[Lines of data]
------------------------------

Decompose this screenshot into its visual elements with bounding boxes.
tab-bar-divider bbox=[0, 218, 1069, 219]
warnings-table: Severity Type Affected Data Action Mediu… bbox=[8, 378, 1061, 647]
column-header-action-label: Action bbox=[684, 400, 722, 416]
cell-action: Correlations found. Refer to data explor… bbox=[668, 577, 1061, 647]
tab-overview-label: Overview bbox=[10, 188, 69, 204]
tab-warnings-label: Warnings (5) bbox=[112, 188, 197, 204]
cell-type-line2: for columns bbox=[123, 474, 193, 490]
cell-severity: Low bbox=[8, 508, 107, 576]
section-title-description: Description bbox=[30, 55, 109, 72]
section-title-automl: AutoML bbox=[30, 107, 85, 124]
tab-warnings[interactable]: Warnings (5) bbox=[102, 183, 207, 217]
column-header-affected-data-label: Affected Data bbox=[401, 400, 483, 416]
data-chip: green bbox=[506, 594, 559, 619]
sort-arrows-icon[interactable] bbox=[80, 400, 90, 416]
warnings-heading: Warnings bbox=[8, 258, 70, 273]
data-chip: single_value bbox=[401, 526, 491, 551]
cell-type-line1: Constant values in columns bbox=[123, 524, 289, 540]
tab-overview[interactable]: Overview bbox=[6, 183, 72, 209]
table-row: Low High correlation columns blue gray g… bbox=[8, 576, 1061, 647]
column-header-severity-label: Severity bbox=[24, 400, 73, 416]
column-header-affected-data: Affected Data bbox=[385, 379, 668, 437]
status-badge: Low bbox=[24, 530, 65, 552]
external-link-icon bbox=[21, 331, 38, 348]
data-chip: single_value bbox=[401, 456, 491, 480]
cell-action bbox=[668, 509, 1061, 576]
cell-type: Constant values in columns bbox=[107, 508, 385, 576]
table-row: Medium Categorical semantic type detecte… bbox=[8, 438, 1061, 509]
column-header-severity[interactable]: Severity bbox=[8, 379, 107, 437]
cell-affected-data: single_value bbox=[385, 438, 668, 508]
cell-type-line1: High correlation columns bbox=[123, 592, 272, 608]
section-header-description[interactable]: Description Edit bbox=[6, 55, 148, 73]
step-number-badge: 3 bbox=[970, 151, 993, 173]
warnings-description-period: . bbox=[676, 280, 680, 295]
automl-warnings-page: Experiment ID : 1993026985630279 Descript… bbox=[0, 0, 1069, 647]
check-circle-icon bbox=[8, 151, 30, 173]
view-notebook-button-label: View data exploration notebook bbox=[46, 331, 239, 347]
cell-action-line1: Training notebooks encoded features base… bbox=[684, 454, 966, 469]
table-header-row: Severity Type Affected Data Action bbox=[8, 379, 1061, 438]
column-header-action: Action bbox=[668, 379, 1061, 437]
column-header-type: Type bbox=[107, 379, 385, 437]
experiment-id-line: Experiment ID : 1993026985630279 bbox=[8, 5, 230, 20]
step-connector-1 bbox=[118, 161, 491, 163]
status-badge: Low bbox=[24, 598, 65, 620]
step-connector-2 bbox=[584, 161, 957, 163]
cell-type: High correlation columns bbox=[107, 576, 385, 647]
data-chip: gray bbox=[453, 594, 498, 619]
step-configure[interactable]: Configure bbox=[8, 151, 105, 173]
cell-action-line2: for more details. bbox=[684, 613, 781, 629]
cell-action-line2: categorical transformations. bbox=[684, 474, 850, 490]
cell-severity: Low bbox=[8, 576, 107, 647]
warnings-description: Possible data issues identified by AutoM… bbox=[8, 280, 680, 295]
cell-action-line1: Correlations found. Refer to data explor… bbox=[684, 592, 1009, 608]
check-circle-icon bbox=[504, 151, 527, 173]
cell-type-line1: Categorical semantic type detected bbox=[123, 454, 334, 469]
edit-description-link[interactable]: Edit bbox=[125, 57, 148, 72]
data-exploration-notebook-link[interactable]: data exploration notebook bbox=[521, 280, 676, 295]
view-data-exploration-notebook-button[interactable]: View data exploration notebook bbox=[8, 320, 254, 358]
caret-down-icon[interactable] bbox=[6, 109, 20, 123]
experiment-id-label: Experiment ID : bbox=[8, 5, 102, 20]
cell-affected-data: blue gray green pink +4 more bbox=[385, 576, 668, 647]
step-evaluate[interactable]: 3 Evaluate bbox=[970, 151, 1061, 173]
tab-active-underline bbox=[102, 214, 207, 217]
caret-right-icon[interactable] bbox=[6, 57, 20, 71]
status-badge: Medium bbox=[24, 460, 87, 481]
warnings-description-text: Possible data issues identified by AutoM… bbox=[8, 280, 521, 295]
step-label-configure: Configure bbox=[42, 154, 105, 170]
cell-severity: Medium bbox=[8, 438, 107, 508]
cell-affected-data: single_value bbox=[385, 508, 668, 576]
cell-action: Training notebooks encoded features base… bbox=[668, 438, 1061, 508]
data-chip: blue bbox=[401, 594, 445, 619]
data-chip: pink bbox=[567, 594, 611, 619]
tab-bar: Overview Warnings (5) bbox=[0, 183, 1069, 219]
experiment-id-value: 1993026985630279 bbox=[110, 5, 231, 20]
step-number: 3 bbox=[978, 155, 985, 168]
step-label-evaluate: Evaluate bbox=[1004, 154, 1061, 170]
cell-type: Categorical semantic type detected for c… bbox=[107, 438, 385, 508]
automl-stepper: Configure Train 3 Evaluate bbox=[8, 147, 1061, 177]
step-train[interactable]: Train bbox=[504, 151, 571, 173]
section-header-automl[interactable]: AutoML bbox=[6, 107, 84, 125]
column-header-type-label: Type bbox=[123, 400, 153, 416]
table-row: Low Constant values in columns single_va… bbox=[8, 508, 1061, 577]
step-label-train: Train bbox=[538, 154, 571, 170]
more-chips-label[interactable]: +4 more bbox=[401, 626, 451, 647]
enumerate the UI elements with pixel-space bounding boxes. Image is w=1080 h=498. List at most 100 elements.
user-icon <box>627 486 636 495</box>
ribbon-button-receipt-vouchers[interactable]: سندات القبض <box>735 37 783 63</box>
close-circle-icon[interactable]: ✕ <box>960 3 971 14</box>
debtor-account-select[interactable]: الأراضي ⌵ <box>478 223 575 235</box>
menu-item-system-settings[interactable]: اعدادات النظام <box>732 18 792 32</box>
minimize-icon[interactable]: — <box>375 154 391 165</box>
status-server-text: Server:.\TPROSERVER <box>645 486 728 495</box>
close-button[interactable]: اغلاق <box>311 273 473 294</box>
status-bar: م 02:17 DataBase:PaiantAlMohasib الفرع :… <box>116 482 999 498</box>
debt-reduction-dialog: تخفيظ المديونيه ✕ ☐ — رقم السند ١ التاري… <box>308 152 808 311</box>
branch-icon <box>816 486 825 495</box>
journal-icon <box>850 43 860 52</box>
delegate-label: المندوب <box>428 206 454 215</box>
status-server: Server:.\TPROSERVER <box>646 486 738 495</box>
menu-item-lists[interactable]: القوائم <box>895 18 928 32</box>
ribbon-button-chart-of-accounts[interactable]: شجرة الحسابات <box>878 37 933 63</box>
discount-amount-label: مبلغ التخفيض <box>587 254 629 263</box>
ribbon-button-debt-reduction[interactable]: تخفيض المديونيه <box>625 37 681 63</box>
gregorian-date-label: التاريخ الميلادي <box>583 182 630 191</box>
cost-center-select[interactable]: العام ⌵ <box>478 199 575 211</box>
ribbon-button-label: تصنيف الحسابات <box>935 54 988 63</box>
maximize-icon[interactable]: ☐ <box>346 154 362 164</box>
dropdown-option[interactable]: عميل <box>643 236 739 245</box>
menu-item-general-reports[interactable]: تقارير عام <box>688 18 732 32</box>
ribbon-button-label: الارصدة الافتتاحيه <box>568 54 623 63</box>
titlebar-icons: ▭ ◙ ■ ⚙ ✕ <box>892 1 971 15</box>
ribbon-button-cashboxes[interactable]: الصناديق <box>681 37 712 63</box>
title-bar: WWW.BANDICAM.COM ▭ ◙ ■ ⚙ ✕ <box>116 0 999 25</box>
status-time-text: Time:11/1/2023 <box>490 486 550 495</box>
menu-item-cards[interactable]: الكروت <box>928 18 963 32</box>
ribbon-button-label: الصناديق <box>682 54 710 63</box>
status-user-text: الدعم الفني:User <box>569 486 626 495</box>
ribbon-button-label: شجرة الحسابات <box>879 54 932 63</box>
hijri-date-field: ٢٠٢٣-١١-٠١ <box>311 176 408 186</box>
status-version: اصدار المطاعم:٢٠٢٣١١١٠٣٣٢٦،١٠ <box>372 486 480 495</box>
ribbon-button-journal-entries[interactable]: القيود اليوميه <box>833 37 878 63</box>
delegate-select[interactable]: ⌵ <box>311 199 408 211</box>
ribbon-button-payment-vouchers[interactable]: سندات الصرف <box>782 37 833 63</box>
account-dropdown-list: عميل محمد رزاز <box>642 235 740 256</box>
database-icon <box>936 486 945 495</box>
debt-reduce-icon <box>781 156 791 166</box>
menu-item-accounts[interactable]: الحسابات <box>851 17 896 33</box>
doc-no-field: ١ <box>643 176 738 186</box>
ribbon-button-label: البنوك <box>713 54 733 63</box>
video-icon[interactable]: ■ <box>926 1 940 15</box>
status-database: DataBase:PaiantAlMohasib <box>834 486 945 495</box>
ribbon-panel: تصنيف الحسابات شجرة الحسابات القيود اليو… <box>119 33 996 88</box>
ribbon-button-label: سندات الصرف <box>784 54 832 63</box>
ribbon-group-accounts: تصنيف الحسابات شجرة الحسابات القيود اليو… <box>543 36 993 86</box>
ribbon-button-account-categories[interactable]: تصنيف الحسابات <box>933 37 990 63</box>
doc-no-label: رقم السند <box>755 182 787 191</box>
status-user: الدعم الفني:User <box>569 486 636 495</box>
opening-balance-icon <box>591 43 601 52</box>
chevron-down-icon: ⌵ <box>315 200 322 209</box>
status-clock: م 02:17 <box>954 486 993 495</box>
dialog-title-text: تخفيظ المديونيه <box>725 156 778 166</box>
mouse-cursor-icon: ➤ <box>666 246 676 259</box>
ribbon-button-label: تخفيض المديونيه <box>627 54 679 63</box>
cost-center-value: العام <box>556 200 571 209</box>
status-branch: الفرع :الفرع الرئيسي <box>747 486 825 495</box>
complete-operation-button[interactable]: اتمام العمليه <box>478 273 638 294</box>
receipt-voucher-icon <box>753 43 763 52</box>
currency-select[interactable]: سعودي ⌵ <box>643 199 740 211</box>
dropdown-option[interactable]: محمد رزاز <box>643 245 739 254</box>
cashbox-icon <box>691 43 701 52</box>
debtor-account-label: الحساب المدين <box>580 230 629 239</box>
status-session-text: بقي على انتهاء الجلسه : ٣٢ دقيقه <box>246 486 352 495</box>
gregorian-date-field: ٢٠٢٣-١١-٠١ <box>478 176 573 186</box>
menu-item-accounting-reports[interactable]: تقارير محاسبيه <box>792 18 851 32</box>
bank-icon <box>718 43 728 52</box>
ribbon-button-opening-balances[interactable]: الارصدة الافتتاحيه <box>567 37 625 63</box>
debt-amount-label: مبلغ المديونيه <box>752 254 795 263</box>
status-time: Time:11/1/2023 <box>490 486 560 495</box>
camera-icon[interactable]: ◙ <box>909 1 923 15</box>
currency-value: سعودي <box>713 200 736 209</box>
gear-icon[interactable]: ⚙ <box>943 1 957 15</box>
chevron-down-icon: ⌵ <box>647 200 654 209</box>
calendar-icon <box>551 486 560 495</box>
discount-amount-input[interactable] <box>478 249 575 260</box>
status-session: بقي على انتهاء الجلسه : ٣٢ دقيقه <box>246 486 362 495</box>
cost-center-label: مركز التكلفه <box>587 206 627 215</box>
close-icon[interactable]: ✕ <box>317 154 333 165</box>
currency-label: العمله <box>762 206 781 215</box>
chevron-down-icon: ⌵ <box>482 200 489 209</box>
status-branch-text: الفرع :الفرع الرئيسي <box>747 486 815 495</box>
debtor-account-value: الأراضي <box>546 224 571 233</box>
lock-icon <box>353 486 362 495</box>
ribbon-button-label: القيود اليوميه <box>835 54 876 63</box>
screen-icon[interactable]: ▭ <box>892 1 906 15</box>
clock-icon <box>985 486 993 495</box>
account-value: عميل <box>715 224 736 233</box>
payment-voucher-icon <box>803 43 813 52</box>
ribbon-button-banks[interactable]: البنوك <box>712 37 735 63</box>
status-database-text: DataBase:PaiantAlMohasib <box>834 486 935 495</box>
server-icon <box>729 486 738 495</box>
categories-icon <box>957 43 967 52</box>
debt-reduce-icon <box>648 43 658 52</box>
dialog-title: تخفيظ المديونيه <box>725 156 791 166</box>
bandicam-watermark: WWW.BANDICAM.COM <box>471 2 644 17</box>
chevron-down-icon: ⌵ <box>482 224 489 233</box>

------------------------------

Instructions to follow: Locate each line in the items above that contains the string "الجلسه", matching case exactly, and copy every such line.

Written answer:
status-session-text: بقي على انتهاء الجلسه : ٣٢ دقيقه <box>246 486 352 495</box>
status-session: بقي على انتهاء الجلسه : ٣٢ دقيقه <box>246 486 362 495</box>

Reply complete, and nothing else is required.